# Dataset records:

START

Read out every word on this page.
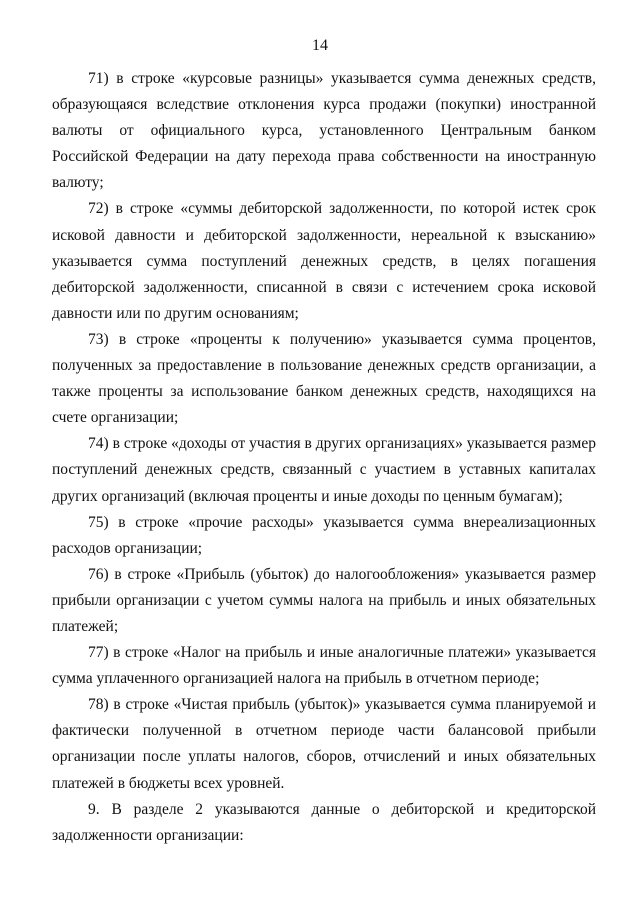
14

71) в строке «курсовые разницы» указывается сумма денежных средств, образующаяся вследствие отклонения курса продажи (покупки) иностранной валюты от официального курса, установленного Центральным банком Российской Федерации на дату перехода права собственности на иностранную валюту;

72) в строке «суммы дебиторской задолженности, по которой истек срок исковой давности и дебиторской задолженности, нереальной к взысканию» указывается сумма поступлений денежных средств, в целях погашения дебиторской задолженности, списанной в связи с истечением срока исковой давности или по другим основаниям;

73) в строке «проценты к получению» указывается сумма процентов, полученных за предоставление в пользование денежных средств организации, а также проценты за использование банком денежных средств, находящихся на счете организации;

74) в строке «доходы от участия в других организациях» указывается размер поступлений денежных средств, связанный с участием в уставных капиталах других организаций (включая проценты и иные доходы по ценным бумагам);

75) в строке «прочие расходы» указывается сумма внереализационных расходов организации;

76) в строке «Прибыль (убыток) до налогообложения» указывается размер прибыли организации с учетом суммы налога на прибыль и иных обязательных платежей;

77) в строке «Налог на прибыль и иные аналогичные платежи» указывается сумма уплаченного организацией налога на прибыль в отчетном периоде;

78) в строке «Чистая прибыль (убыток)» указывается сумма планируемой и фактически полученной в отчетном периоде части балансовой прибыли организации после уплаты налогов, сборов, отчислений и иных обязательных платежей в бюджеты всех уровней.

9. В разделе 2 указываются данные о дебиторской и кредиторской задолженности организации:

END

# Task prompt:
Every line is to be duplicated exactly, though pictures stay out.

# Solution:
Read out every word on this page.
14

71) в строке «курсовые разницы» указывается сумма денежных средств, образующаяся вследствие отклонения курса продажи (покупки) иностранной валюты от официального курса, установленного Центральным банком Российской Федерации на дату перехода права собственности на иностранную валюту;

72) в строке «суммы дебиторской задолженности, по которой истек срок исковой давности и дебиторской задолженности, нереальной к взысканию» указывается сумма поступлений денежных средств, в целях погашения дебиторской задолженности, списанной в связи с истечением срока исковой давности или по другим основаниям;

73) в строке «проценты к получению» указывается сумма процентов, полученных за предоставление в пользование денежных средств организации, а также проценты за использование банком денежных средств, находящихся на счете организации;

74) в строке «доходы от участия в других организациях» указывается размер поступлений денежных средств, связанный с участием в уставных капиталах других организаций (включая проценты и иные доходы по ценным бумагам);

75) в строке «прочие расходы» указывается сумма внереализационных расходов организации;

76) в строке «Прибыль (убыток) до налогообложения» указывается размер прибыли организации с учетом суммы налога на прибыль и иных обязательных платежей;

77) в строке «Налог на прибыль и иные аналогичные платежи» указывается сумма уплаченного организацией налога на прибыль в отчетном периоде;

78) в строке «Чистая прибыль (убыток)» указывается сумма планируемой и фактически полученной в отчетном периоде части балансовой прибыли организации после уплаты налогов, сборов, отчислений и иных обязательных платежей в бюджеты всех уровней.

9. В разделе 2 указываются данные о дебиторской и кредиторской задолженности организации:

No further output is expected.